Find and copy each line of the records where the string "Brabant" shows up.
(begin)
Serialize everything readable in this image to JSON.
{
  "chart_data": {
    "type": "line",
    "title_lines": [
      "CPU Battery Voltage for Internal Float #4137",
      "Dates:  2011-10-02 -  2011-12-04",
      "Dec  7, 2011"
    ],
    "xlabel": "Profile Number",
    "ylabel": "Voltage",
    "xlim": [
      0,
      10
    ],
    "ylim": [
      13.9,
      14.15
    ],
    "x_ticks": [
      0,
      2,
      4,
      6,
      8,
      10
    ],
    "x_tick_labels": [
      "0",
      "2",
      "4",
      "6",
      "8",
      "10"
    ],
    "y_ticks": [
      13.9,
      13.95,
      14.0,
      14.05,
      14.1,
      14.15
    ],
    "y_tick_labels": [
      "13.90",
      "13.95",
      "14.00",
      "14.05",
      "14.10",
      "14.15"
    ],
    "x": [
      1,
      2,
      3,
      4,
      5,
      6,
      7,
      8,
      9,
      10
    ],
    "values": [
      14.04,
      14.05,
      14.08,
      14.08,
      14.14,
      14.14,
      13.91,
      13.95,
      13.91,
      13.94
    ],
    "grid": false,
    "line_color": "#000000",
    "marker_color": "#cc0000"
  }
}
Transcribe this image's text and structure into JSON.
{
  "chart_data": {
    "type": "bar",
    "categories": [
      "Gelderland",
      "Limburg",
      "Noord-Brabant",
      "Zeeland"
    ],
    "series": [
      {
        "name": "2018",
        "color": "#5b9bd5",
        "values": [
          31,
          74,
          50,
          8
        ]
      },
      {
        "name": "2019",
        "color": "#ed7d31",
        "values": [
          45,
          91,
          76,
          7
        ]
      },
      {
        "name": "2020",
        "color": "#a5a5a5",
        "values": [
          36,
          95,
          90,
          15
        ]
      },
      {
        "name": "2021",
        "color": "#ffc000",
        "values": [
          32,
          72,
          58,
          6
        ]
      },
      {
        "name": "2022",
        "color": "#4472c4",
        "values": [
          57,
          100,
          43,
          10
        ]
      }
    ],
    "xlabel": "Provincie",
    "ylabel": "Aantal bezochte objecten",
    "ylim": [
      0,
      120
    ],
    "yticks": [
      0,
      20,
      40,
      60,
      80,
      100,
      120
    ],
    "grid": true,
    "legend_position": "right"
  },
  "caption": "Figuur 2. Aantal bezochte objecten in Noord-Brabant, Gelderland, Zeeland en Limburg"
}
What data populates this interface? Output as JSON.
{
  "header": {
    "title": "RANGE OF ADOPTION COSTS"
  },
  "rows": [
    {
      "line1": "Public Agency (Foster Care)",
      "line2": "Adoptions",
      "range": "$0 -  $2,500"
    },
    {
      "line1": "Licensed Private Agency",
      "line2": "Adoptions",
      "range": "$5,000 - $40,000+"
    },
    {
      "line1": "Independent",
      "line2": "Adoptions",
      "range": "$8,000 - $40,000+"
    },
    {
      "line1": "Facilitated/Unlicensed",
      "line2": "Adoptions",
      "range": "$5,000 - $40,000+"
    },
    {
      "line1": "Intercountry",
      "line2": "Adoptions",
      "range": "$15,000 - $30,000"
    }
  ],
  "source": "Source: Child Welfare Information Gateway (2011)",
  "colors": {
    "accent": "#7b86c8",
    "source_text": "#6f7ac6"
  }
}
(end)
OUTPUT OF THE EXERCISE:
      "Noord-Brabant",
  "caption": "Figuur 2. Aantal bezochte objecten in Noord-Brabant, Gelderland, Zeeland en Limburg"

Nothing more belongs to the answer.